### PROBLEM STATEMENT
Transcribe each record exactly, but omit pictures.

### ENTRIES PROVIDED

○ ○ ○ ○ ○ ○ ○

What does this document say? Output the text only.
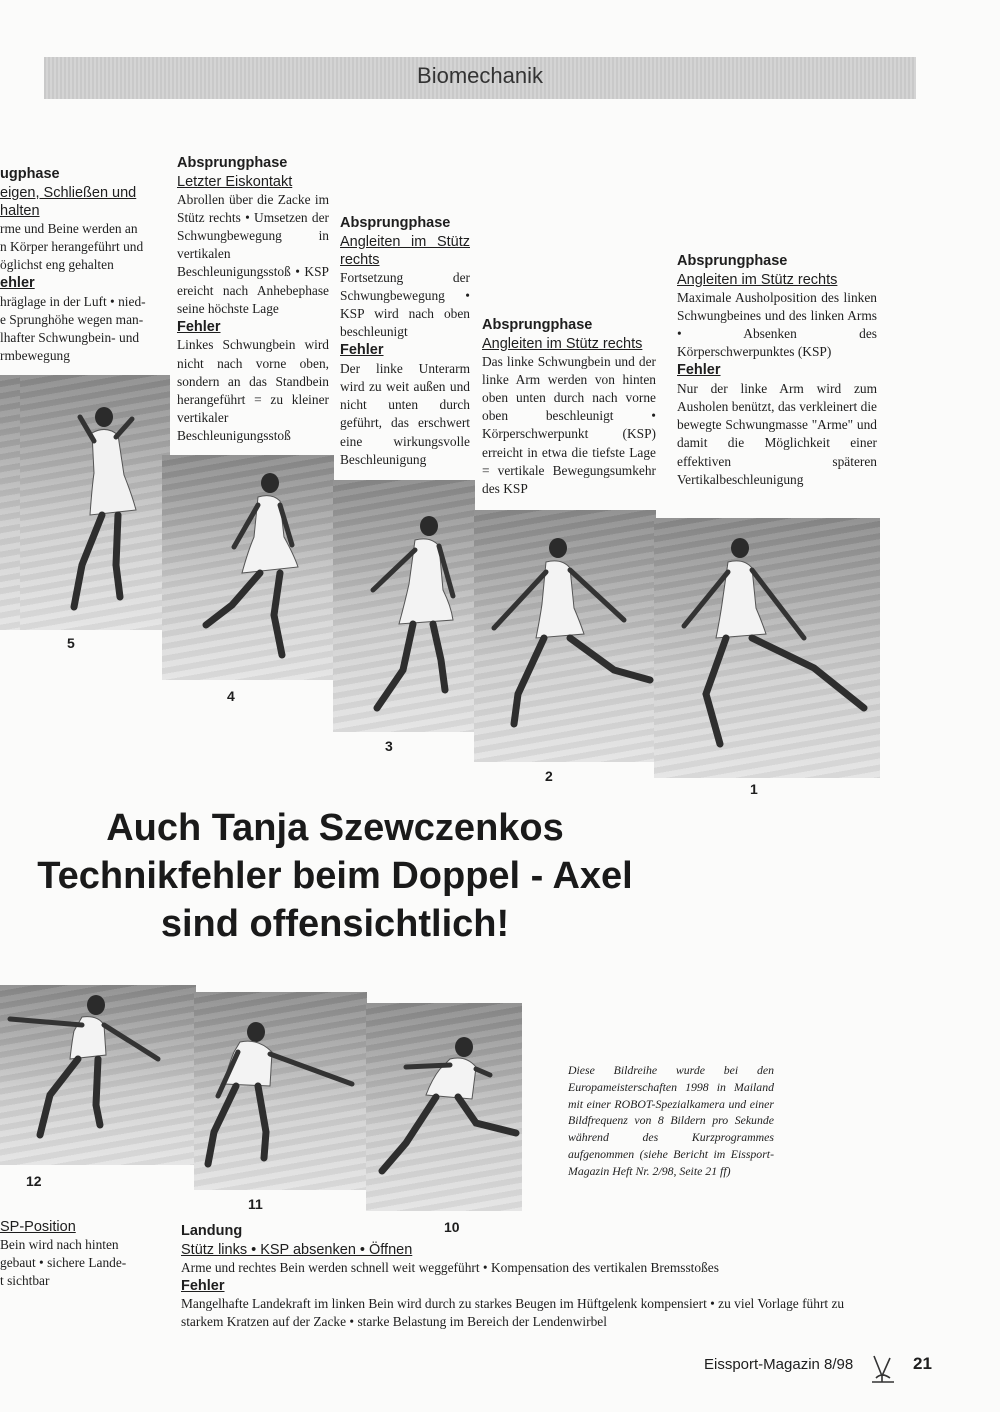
Biomechanik
ugphase
eigen, Schließen und
halten
rme und Beine werden an
n Körper herangeführt und
öglichst eng gehalten
ehler
hräglage in der Luft • nied-
e Sprunghöhe wegen man-
lhafter Schwungbein- und
rmbewegung
Absprungphase
Letzter Eiskontakt
Abrollen über die Zacke im Stütz rechts • Umsetzen der Schwungbewegung in vertikalen Beschleunigungsstoß • KSP ereicht nach Anhebephase seine höchste Lage
Fehler
Linkes Schwungbein wird nicht nach vorne oben, sondern an das Standbein herangeführt = zu kleiner vertikaler Beschleunigungsstoß
Absprungphase
Angleiten im Stütz rechts
Fortsetzung der Schwungbewegung • KSP wird nach oben beschleunigt
Fehler
Der linke Unterarm wird zu weit außen und nicht unten durch geführt, das erschwert eine wirkungsvolle Beschleunigung
Absprungphase
Angleiten im Stütz rechts
Das linke Schwungbein und der linke Arm werden von hinten oben unten durch nach vorne oben beschleunigt • Körperschwerpunkt (KSP) erreicht in etwa die tiefste Lage = vertikale Bewegungsumkehr des KSP
Absprungphase
Angleiten im Stütz rechts
Maximale Ausholposition des linken Schwungbeines und des linken Arms • Absenken des Körperschwerpunktes (KSP)
Fehler
Nur der linke Arm wird zum Ausholen benützt, das verkleinert die bewegte Schwungmasse "Arme" und damit die Möglichkeit einer effektiven späteren Vertikalbeschleunigung
5
4
3
2
1
Auch Tanja Szewczenkos
Technikfehler beim Doppel - Axel
sind offensichtlich!
12
11
10
Diese Bildreihe wurde bei den Europameisterschaften 1998 in Mailand mit einer ROBOT-Spezialkamera und einer Bildfrequenz von 8 Bildern pro Sekunde während des Kurzprogrammes aufgenommen (siehe Bericht im Eissport-Magazin Heft Nr. 2/98, Seite 21 ff)
SP-Position
Bein wird nach hinten
gebaut • sichere Lande-
t sichtbar
Landung
Stütz links • KSP absenken • Öffnen
Arme und rechtes Bein werden schnell weit weggeführt • Kompensation des vertikalen Bremsstoßes
Fehler
Mangelhafte Landekraft im linken Bein wird durch zu starkes Beugen im Hüftgelenk kompensiert • zu viel Vorlage führt zu starkem Kratzen auf der Zacke • starke Belastung im Bereich der Lendenwirbel
Eissport-Magazin 8/98	21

○ ○ ○ ○ ○ ○ ○

### ANSWER SECTION
What does this document say? Output the text only.
Biomechanik
ugphase
eigen, Schließen und
halten
rme und Beine werden an
n Körper herangeführt und
öglichst eng gehalten
ehler
hräglage in der Luft • nied-
e Sprunghöhe wegen man-
lhafter Schwungbein- und
rmbewegung
Absprungphase
Letzter Eiskontakt
Abrollen über die Zacke im Stütz rechts • Umsetzen der Schwungbewegung in vertikalen Beschleunigungsstoß • KSP ereicht nach Anhebephase seine höchste Lage
Fehler
Linkes Schwungbein wird nicht nach vorne oben, sondern an das Standbein herangeführt = zu kleiner vertikaler Beschleunigungsstoß
Absprungphase
Angleiten im Stütz rechts
Fortsetzung der Schwungbewegung • KSP wird nach oben beschleunigt
Fehler
Der linke Unterarm wird zu weit außen und nicht unten durch geführt, das erschwert eine wirkungsvolle Beschleunigung
Absprungphase
Angleiten im Stütz rechts
Das linke Schwungbein und der linke Arm werden von hinten oben unten durch nach vorne oben beschleunigt • Körperschwerpunkt (KSP) erreicht in etwa die tiefste Lage = vertikale Bewegungsumkehr des KSP
Absprungphase
Angleiten im Stütz rechts
Maximale Ausholposition des linken Schwungbeines und des linken Arms • Absenken des Körperschwerpunktes (KSP)
Fehler
Nur der linke Arm wird zum Ausholen benützt, das verkleinert die bewegte Schwungmasse "Arme" und damit die Möglichkeit einer effektiven späteren Vertikalbeschleunigung
5
4
3
2
1
Auch Tanja Szewczenkos
Technikfehler beim Doppel - Axel
sind offensichtlich!
12
11
10
Diese Bildreihe wurde bei den Europameisterschaften 1998 in Mailand mit einer ROBOT-Spezialkamera und einer Bildfrequenz von 8 Bildern pro Sekunde während des Kurzprogrammes aufgenommen (siehe Bericht im Eissport-Magazin Heft Nr. 2/98, Seite 21 ff)
SP-Position
Bein wird nach hinten
gebaut • sichere Lande-
t sichtbar
Landung
Stütz links • KSP absenken • Öffnen
Arme und rechtes Bein werden schnell weit weggeführt • Kompensation des vertikalen Bremsstoßes
Fehler
Mangelhafte Landekraft im linken Bein wird durch zu starkes Beugen im Hüftgelenk kompensiert • zu viel Vorlage führt zu starkem Kratzen auf der Zacke • starke Belastung im Bereich der Lendenwirbel
Eissport-Magazin 8/98	21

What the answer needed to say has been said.